• Provided text
========================================================================
Dems Have A Voter Problem. Gerrymandering Was Never Going To Fix It

In November 2024, 47% of Virginia voters cast ballots for Republican congressional candidates. Under the map Virginia Democrats tried to push through, those voters would have ended up with exactly one Republican district out of 11. Going from a 6-5 to a 10-1 split was what Democrats called “restoring fairness.”

To get it done, Democrats bypassed a bipartisan redistricting commission that Virginia voters had specifically created in 2020 to end partisan map-drawing. They drafted the new map behind closed doors. They passed a constitutional amendment on Oct. 31, 2025, even though early voting for the general election had been underway since Sept. 19 – violating the state constitution’s requirement that an intervening election occur between the two legislative votes. They missed the requirement that amendments be posted publicly 90 days before a vote. And they put a ballot question before voters asking whether they wanted to “restore fairness” – language a circuit court judge called “flagrantly misleading.”

Every step of this process required ignoring a rule or deceiving a voter.

That is not a party making a policy argument. That is a party that has decided winning at any cost is more important than following the rules.
========================================================================
• Provided data
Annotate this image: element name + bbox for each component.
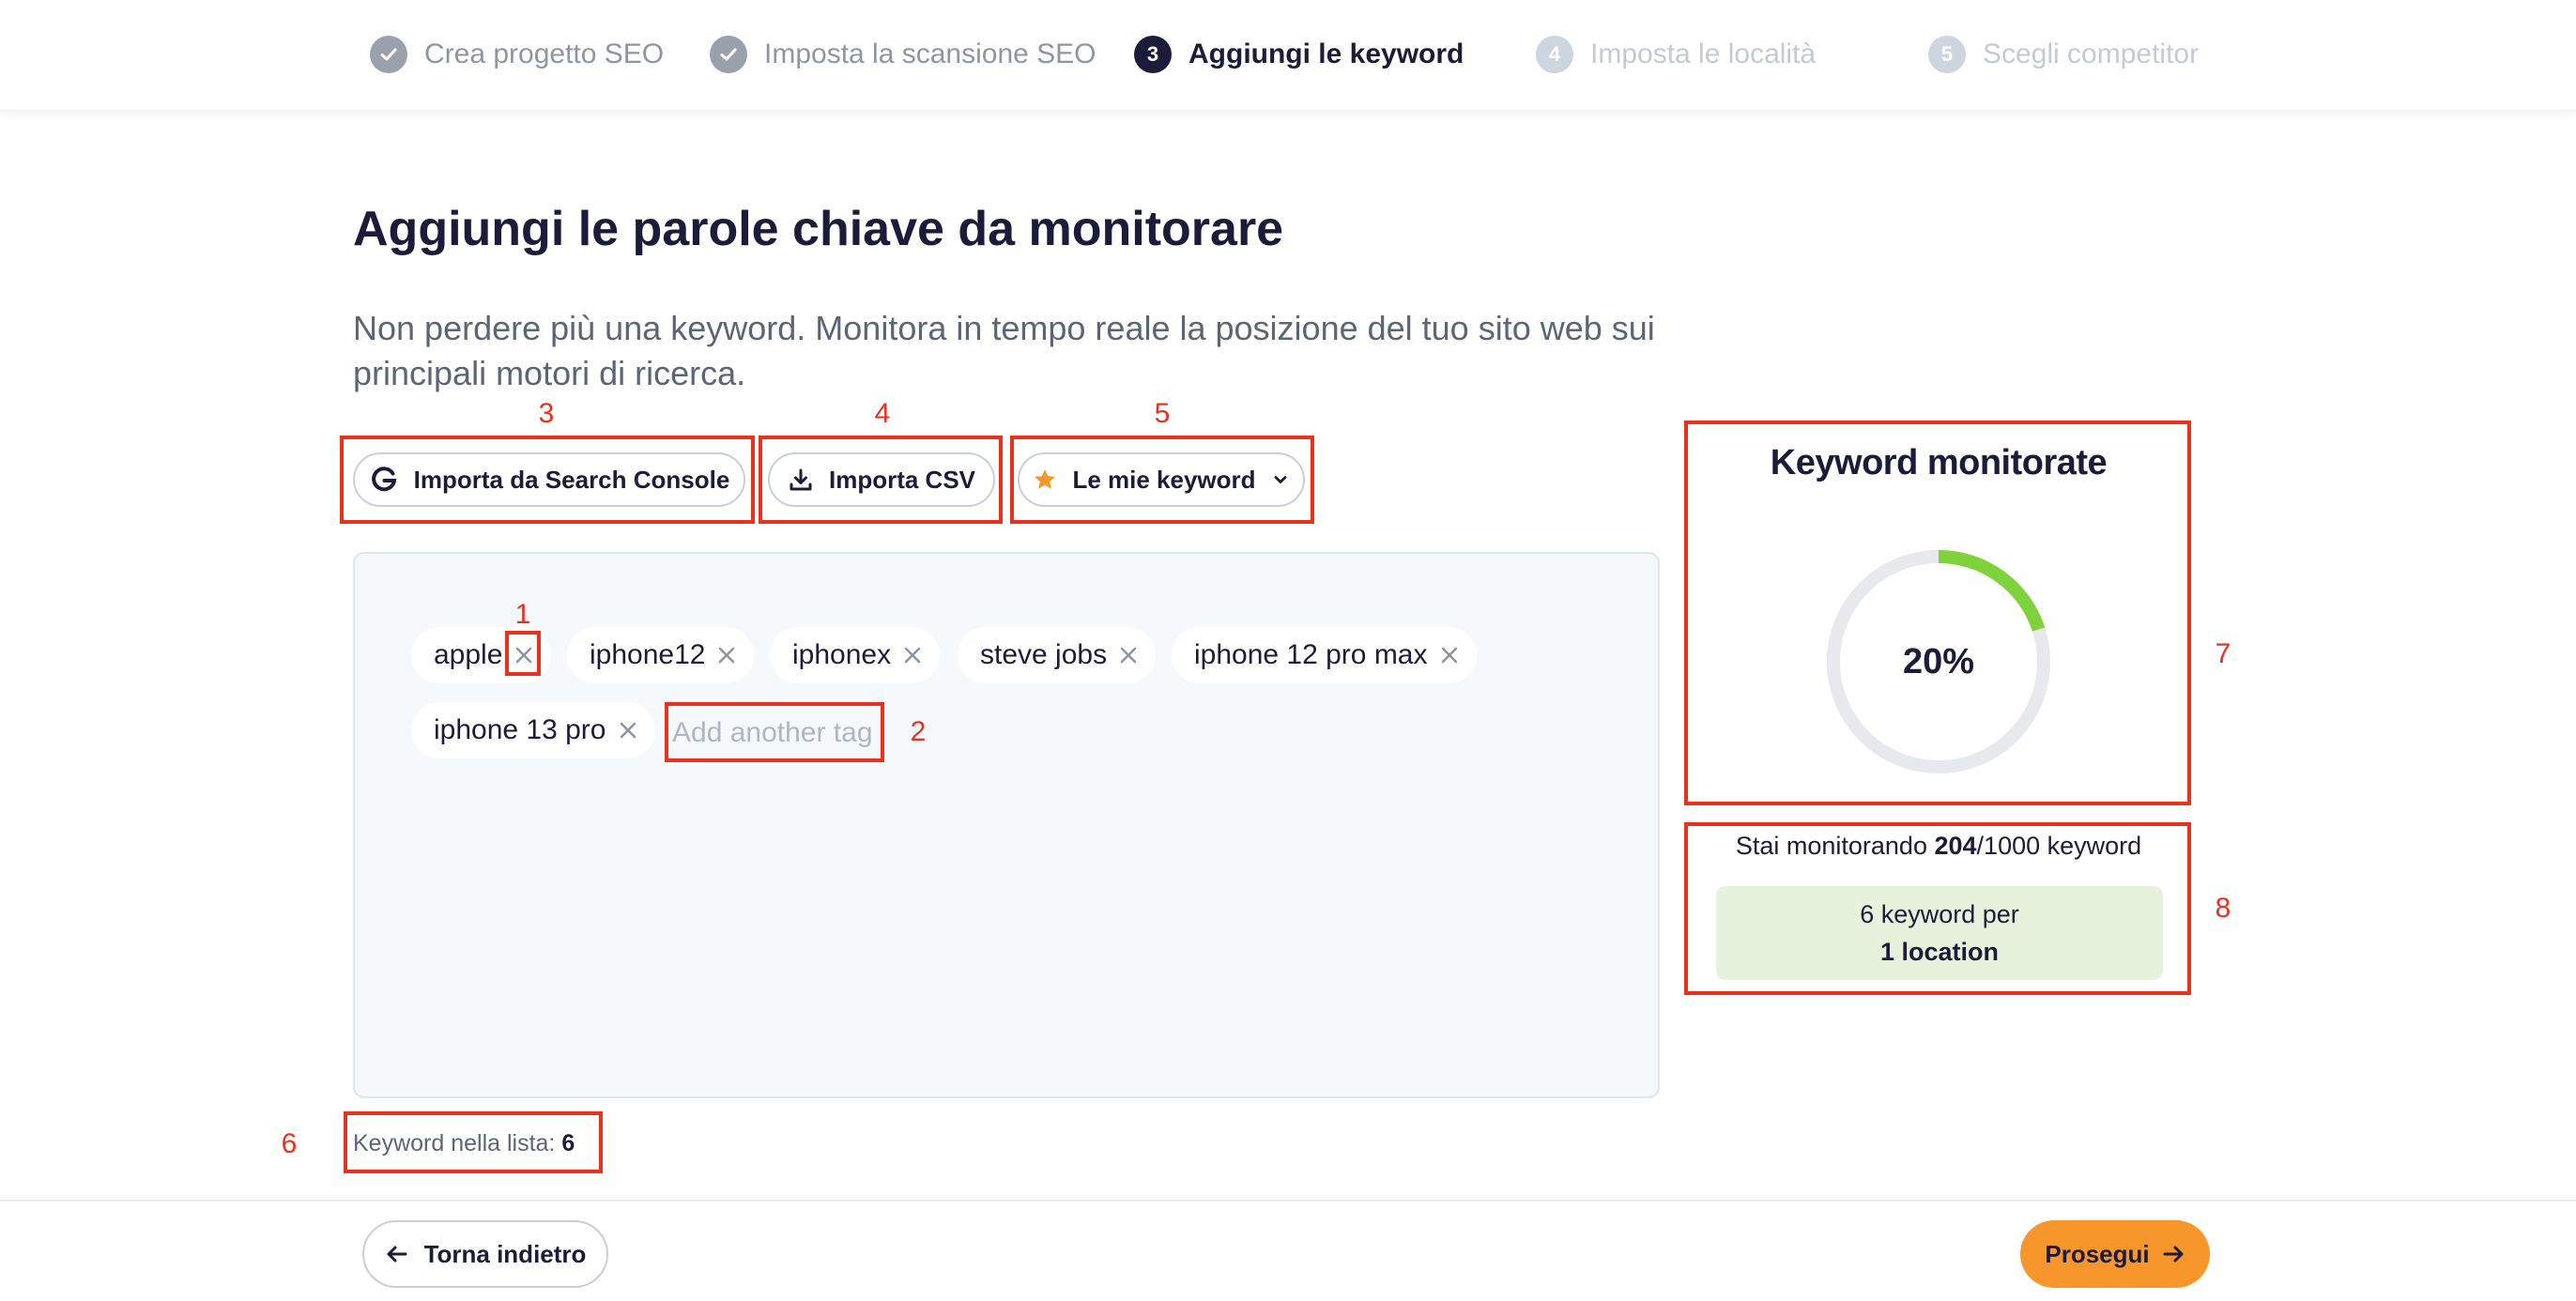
========================================================================
• Tasks to complete
**A)** Please copy word for word the passage of the Virginia redistricting article starting at "Every step of" and ending at "following the rules.".
**B)** Write the next part of the Virginia redistricting article, picking up after its last sentence.

• Outputs in order
**A)**
Every step of this process required ignoring a rule or deceiving a voter.

That is not a party making a policy argument. That is a party that has decided winning at any cost is more important than following the rules.

**B)**
When the Virginia Supreme Court ruled 4-3 that the effort was unconstitutional, Democrats did not stop and reflect. Instead, they doubled down. Rather than accept the Virginia Supreme Court’s decision, House Speaker Don Scott and Attorney General Jay Jones filed an emergency appeal to the U.S. Supreme Court, riddled with spelling errors and mistakes. U.S. House Minority Leader Hakeem Jeffries called the ruling “unprecedented and undemocratic.” U.S. Rep. Suzan DelBene, chair of the Democratic Congressional Campaign Committee, said four unelected judges had “cast aside the will of the voters.” Most revealingly, the New York Times reported that, on a call with Jeffries, Virginia Democratic members of Congress discussed lowering the mandatory retirement age for Virginia Supreme Court justices from 73 to 54 – the exact age of the youngest justice in the majority. This would force the entire court to retire and create an opportunity to replace them with justices who would reinstate the map. Today’s Democratic politicians are showing their true colors: These are radicals in moderates’ clothing. Republicans should respond accordingly.

Republicans should not mistake what happened in Virginia for a one-off procedural accident. Democrats’ willingness to bypass a voter-approved bipartisan commission, ignore constitutional rules, mislead voters on the ballot, and then float court-packing to overcome their illegality is a window into how the modern Democratic Party operates.

But Democrats’ bizarre map was never going to solve their underlying problem.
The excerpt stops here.